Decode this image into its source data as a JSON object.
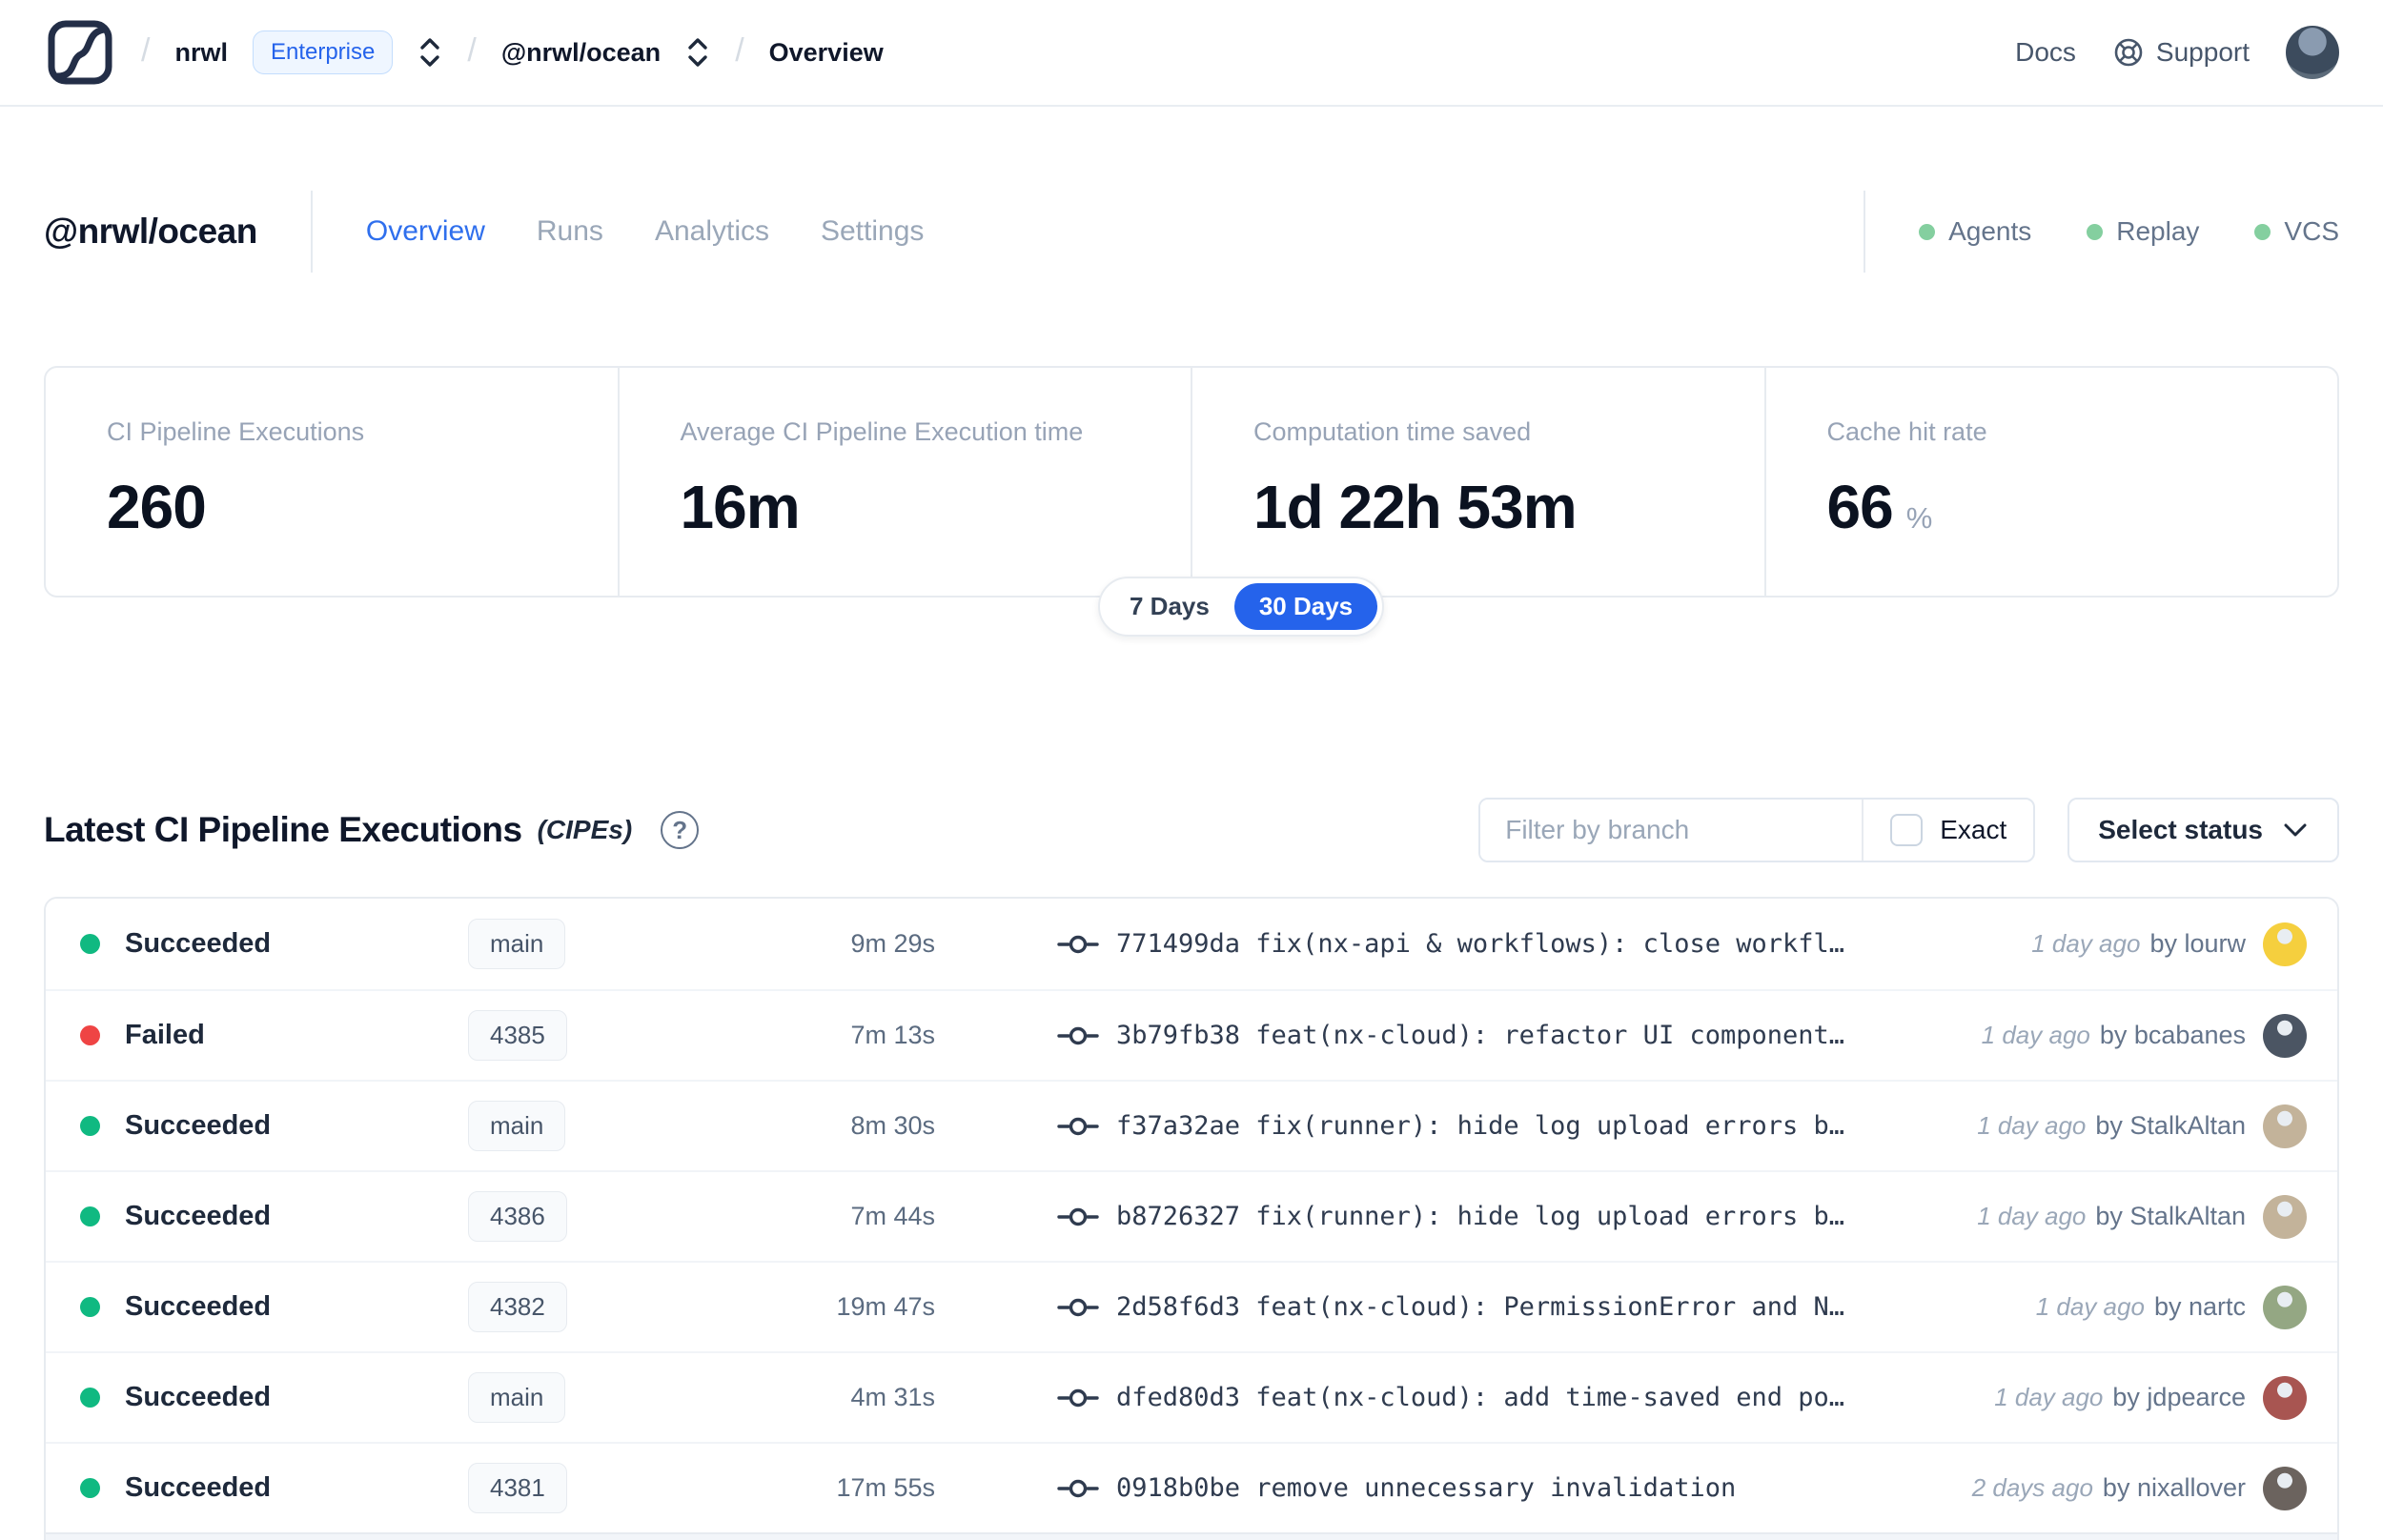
{
  "colors": {
    "accent": "#2563eb",
    "status": {
      "succeeded": "#10b981",
      "failed": "#ef4444"
    },
    "feature_dot": "#84cf9f"
  },
  "navbar": {
    "logo": "nx-cloud-logo",
    "breadcrumb": {
      "org": "nrwl",
      "org_badge": "Enterprise",
      "workspace": "@nrwl/ocean",
      "page": "Overview"
    },
    "docs_label": "Docs",
    "support_label": "Support"
  },
  "header": {
    "title": "@nrwl/ocean",
    "tabs": [
      {
        "label": "Overview",
        "active": true
      },
      {
        "label": "Runs",
        "active": false
      },
      {
        "label": "Analytics",
        "active": false
      },
      {
        "label": "Settings",
        "active": false
      }
    ],
    "features": [
      {
        "label": "Agents"
      },
      {
        "label": "Replay"
      },
      {
        "label": "VCS"
      }
    ]
  },
  "stats": {
    "cards": [
      {
        "label": "CI Pipeline Executions",
        "value": "260"
      },
      {
        "label": "Average CI Pipeline Execution time",
        "value": "16m"
      },
      {
        "label": "Computation time saved",
        "value": "1d 22h 53m"
      },
      {
        "label": "Cache hit rate",
        "value": "66",
        "suffix": "%"
      }
    ],
    "range_toggle": {
      "options": [
        "7 Days",
        "30 Days"
      ],
      "selected": "30 Days"
    }
  },
  "section": {
    "title": "Latest CI Pipeline Executions",
    "subtitle": "(CIPEs)",
    "help_glyph": "?",
    "filter_placeholder": "Filter by branch",
    "exact_label": "Exact",
    "status_button_label": "Select status"
  },
  "table": {
    "rows": [
      {
        "state": "succeeded",
        "status": "Succeeded",
        "branch": "main",
        "duration": "9m 29s",
        "commit": "771499da fix(nx-api & workflows): close workfl…",
        "time": "1 day ago",
        "author": "by lourw",
        "avatar_color": "#f5cf3e"
      },
      {
        "state": "failed",
        "status": "Failed",
        "branch": "4385",
        "duration": "7m 13s",
        "commit": "3b79fb38 feat(nx-cloud): refactor UI component…",
        "time": "1 day ago",
        "author": "by bcabanes",
        "avatar_color": "#4b5563"
      },
      {
        "state": "succeeded",
        "status": "Succeeded",
        "branch": "main",
        "duration": "8m 30s",
        "commit": "f37a32ae fix(runner): hide log upload errors b…",
        "time": "1 day ago",
        "author": "by StalkAltan",
        "avatar_color": "#c3b39a"
      },
      {
        "state": "succeeded",
        "status": "Succeeded",
        "branch": "4386",
        "duration": "7m 44s",
        "commit": "b8726327 fix(runner): hide log upload errors b…",
        "time": "1 day ago",
        "author": "by StalkAltan",
        "avatar_color": "#c3b39a"
      },
      {
        "state": "succeeded",
        "status": "Succeeded",
        "branch": "4382",
        "duration": "19m 47s",
        "commit": "2d58f6d3 feat(nx-cloud): PermissionError and N…",
        "time": "1 day ago",
        "author": "by nartc",
        "avatar_color": "#94a783"
      },
      {
        "state": "succeeded",
        "status": "Succeeded",
        "branch": "main",
        "duration": "4m 31s",
        "commit": "dfed80d3 feat(nx-cloud): add time-saved end po…",
        "time": "1 day ago",
        "author": "by jdpearce",
        "avatar_color": "#a85551"
      },
      {
        "state": "succeeded",
        "status": "Succeeded",
        "branch": "4381",
        "duration": "17m 55s",
        "commit": "0918b0be remove unnecessary invalidation",
        "time": "2 days ago",
        "author": "by nixallover",
        "avatar_color": "#6b635e"
      }
    ]
  }
}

###

- To do -
Reproduce each line holding the word "upload".

- Answer to this exercise -
        "commit": "f37a32ae fix(runner): hide log upload errors b…",
        "commit": "b8726327 fix(runner): hide log upload errors b…",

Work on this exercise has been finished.